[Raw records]
○ ○ ○ ○ ○
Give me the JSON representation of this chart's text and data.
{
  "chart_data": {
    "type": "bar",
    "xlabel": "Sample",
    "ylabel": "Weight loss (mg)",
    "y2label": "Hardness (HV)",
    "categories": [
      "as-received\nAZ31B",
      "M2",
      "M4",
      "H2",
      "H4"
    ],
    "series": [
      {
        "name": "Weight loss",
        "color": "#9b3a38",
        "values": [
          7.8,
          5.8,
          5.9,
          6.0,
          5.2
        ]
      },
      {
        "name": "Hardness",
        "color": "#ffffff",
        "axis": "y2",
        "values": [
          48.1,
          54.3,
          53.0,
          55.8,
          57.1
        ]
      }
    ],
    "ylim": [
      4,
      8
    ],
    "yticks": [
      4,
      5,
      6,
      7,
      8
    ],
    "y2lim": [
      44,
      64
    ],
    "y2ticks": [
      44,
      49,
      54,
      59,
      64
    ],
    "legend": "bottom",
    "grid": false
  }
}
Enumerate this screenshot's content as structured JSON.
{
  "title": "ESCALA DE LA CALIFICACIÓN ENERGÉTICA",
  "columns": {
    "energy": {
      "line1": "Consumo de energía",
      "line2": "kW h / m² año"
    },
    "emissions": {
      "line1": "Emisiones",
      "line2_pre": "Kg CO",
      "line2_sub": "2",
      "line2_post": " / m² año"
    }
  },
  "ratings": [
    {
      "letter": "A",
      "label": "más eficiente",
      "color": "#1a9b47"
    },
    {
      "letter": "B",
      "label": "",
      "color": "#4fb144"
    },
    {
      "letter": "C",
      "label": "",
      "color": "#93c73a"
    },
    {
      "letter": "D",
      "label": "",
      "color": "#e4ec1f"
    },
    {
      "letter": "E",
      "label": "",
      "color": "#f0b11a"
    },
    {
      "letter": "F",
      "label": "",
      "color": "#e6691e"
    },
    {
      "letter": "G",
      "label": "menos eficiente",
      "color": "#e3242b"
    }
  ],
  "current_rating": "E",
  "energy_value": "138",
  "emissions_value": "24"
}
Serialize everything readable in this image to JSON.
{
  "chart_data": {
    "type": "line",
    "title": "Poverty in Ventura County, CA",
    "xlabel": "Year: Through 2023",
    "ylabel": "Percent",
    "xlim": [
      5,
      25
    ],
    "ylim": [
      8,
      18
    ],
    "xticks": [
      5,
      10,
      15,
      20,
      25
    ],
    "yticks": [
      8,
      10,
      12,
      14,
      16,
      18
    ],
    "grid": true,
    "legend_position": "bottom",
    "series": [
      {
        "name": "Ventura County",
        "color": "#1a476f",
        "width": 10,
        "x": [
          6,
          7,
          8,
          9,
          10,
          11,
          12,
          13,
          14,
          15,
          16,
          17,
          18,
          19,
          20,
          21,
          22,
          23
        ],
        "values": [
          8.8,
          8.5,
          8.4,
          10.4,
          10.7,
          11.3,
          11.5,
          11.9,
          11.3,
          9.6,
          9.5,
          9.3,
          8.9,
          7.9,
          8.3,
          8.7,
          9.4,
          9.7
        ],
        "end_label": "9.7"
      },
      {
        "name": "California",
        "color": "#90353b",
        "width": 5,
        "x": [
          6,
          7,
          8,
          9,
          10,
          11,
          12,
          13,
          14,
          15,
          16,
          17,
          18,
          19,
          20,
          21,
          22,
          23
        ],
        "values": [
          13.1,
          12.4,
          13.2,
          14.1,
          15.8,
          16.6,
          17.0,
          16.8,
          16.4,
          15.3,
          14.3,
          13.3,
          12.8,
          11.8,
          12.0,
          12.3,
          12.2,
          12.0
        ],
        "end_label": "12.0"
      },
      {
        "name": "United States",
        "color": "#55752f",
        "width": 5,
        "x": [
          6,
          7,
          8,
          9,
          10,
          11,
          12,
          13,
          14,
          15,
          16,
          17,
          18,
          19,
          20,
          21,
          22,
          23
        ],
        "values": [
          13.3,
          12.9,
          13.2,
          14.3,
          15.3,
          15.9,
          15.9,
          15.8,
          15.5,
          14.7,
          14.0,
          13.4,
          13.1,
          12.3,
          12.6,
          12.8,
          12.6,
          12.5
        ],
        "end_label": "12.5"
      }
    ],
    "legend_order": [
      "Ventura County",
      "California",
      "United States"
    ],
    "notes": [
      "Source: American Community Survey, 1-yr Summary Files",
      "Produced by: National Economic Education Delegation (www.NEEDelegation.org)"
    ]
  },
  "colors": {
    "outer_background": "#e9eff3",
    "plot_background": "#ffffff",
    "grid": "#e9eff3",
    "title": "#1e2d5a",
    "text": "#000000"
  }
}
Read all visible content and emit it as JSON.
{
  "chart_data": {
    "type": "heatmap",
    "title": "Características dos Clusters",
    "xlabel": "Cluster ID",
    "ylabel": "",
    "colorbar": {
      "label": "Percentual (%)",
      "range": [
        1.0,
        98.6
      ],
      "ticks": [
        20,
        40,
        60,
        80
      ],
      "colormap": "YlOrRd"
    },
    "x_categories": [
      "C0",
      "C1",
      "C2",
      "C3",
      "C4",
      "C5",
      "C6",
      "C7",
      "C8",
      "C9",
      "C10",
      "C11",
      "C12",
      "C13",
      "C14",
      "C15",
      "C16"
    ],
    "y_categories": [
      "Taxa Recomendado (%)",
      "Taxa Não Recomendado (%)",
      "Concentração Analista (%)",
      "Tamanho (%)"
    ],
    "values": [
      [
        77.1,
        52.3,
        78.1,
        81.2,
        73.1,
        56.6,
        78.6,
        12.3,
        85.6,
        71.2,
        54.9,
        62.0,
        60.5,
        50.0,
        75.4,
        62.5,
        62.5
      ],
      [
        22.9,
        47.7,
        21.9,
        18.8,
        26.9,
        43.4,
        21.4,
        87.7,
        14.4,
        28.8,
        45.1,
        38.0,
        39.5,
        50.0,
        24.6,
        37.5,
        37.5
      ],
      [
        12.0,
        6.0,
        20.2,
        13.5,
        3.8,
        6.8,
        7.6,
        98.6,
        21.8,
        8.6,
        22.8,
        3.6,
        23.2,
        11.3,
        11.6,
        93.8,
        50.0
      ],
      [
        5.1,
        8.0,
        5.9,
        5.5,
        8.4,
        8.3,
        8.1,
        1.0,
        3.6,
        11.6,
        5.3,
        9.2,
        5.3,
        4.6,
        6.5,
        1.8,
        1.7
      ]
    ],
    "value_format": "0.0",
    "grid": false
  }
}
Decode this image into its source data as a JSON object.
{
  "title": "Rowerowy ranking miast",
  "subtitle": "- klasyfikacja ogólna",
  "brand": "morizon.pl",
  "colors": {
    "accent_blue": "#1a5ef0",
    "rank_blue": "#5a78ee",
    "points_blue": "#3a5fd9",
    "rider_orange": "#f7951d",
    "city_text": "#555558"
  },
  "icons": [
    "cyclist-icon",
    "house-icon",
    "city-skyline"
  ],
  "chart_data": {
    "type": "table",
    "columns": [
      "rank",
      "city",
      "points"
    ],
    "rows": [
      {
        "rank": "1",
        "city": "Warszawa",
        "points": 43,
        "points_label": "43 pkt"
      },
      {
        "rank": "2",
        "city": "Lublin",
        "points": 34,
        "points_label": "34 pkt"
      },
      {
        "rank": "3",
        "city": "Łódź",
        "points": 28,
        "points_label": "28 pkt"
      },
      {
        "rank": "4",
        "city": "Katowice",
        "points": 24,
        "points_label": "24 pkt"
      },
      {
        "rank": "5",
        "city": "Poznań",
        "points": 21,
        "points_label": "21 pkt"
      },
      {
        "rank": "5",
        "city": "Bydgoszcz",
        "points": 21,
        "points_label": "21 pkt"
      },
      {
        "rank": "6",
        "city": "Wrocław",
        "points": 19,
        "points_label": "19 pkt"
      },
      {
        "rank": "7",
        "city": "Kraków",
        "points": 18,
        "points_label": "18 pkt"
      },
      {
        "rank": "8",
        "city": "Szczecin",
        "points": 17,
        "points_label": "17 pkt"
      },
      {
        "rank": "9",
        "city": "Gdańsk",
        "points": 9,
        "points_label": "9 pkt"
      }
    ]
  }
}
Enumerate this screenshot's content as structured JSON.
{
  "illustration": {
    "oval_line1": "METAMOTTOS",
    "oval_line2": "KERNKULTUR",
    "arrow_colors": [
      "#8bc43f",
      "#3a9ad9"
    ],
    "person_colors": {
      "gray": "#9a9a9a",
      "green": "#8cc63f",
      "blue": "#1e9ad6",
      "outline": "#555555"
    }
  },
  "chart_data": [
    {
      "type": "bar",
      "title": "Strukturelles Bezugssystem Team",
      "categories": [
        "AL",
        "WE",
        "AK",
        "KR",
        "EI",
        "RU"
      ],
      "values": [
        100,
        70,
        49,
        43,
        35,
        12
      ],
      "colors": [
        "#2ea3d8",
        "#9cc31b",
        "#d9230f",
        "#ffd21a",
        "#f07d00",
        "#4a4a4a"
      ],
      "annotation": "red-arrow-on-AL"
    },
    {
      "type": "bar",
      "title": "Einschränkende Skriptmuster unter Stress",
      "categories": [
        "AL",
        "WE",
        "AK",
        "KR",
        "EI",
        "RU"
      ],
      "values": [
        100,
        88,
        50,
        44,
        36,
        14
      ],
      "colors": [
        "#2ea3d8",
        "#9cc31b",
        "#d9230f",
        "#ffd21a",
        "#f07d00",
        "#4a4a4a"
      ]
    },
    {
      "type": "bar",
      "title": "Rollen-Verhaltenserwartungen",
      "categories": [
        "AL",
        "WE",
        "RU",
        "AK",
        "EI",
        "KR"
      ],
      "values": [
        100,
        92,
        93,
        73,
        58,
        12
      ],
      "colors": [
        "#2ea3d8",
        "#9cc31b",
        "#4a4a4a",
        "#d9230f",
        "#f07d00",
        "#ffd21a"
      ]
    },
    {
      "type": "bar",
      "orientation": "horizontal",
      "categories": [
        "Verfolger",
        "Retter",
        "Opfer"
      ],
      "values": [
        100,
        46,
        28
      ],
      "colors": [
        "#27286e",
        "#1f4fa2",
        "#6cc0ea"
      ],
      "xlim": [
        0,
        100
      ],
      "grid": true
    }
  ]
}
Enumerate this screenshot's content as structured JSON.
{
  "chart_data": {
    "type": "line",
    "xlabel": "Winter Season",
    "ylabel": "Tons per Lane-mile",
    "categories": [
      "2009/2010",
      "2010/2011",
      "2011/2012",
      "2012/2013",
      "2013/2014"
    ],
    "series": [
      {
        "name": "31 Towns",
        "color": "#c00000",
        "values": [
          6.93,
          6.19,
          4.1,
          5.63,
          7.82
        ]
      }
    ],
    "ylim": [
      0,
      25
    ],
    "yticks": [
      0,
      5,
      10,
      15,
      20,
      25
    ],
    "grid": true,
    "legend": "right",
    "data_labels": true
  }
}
○ ○ ○ ○ ○
AIM. Which lines above hold the word "County"? Copy each of them.

OUTPUT FOR THIS EXERCISE.
    "title": "Poverty in Ventura County, CA",
        "name": "Ventura County",
      "Ventura County",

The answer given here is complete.